[Written exercise]
Could you write out the records below exactly as they appear?
# START OF Recorded data
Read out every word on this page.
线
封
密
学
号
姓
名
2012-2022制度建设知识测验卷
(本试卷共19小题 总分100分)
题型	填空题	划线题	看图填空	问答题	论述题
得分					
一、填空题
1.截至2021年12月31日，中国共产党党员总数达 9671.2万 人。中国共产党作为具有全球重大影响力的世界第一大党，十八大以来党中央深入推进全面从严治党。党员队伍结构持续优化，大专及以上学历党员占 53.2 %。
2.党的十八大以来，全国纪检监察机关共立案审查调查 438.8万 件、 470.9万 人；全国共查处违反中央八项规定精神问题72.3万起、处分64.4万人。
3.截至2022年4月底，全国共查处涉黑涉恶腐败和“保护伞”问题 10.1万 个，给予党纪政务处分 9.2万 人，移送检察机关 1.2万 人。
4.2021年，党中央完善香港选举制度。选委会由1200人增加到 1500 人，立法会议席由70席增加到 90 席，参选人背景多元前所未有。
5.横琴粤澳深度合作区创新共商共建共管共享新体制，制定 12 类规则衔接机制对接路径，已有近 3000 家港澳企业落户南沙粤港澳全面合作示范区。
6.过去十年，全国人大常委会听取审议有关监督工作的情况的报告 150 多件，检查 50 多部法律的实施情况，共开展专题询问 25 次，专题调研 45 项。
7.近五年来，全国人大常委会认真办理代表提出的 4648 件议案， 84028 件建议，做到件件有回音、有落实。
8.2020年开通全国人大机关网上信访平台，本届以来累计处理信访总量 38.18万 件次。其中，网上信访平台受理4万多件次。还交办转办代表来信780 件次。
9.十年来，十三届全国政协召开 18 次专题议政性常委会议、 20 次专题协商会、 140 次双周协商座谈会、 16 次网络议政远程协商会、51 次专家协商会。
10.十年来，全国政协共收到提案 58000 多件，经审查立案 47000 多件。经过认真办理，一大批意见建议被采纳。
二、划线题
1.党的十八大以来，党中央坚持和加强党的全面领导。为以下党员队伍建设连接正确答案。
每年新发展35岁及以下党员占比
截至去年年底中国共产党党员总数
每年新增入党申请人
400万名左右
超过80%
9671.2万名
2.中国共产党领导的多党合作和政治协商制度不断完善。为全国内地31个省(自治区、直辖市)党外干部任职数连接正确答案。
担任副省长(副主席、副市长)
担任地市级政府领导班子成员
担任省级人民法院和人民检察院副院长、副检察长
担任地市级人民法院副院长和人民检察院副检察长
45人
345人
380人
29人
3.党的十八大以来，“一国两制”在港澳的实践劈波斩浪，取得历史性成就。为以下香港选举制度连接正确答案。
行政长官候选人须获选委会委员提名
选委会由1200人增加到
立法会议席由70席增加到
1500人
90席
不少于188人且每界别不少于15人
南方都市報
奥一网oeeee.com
# END OF Recorded data
[Completed exercise]
Read out every word on this page.
线
封
密
学
号
姓
名
2012-2022制度建设知识测验卷
(本试卷共19小题 总分100分)
题型	填空题	划线题	看图填空	问答题	论述题
得分					
一、填空题
1.截至2021年12月31日，中国共产党党员总数达 9671.2万 人。中国共产党作为具有全球重大影响力的世界第一大党，十八大以来党中央深入推进全面从严治党。党员队伍结构持续优化，大专及以上学历党员占 53.2 %。
2.党的十八大以来，全国纪检监察机关共立案审查调查 438.8万 件、 470.9万 人；全国共查处违反中央八项规定精神问题72.3万起、处分64.4万人。
3.截至2022年4月底，全国共查处涉黑涉恶腐败和“保护伞”问题 10.1万 个，给予党纪政务处分 9.2万 人，移送检察机关 1.2万 人。
4.2021年，党中央完善香港选举制度。选委会由1200人增加到 1500 人，立法会议席由70席增加到 90 席，参选人背景多元前所未有。
5.横琴粤澳深度合作区创新共商共建共管共享新体制，制定 12 类规则衔接机制对接路径，已有近 3000 家港澳企业落户南沙粤港澳全面合作示范区。
6.过去十年，全国人大常委会听取审议有关监督工作的情况的报告 150 多件，检查 50 多部法律的实施情况，共开展专题询问 25 次，专题调研 45 项。
7.近五年来，全国人大常委会认真办理代表提出的 4648 件议案， 84028 件建议，做到件件有回音、有落实。
8.2020年开通全国人大机关网上信访平台，本届以来累计处理信访总量 38.18万 件次。其中，网上信访平台受理4万多件次。还交办转办代表来信780 件次。
9.十年来，十三届全国政协召开 18 次专题议政性常委会议、 20 次专题协商会、 140 次双周协商座谈会、 16 次网络议政远程协商会、51 次专家协商会。
10.十年来，全国政协共收到提案 58000 多件，经审查立案 47000 多件。经过认真办理，一大批意见建议被采纳。
二、划线题
1.党的十八大以来，党中央坚持和加强党的全面领导。为以下党员队伍建设连接正确答案。
每年新发展35岁及以下党员占比
截至去年年底中国共产党党员总数
每年新增入党申请人
400万名左右
超过80%
9671.2万名
2.中国共产党领导的多党合作和政治协商制度不断完善。为全国内地31个省(自治区、直辖市)党外干部任职数连接正确答案。
担任副省长(副主席、副市长)
担任地市级政府领导班子成员
担任省级人民法院和人民检察院副院长、副检察长
担任地市级人民法院副院长和人民检察院副检察长
45人
345人
380人
29人
3.党的十八大以来，“一国两制”在港澳的实践劈波斩浪，取得历史性成就。为以下香港选举制度连接正确答案。
行政长官候选人须获选委会委员提名
选委会由1200人增加到
立法会议席由70席增加到
1500人
90席
不少于188人且每界别不少于15人
南方都市報
奥一网oeeee.com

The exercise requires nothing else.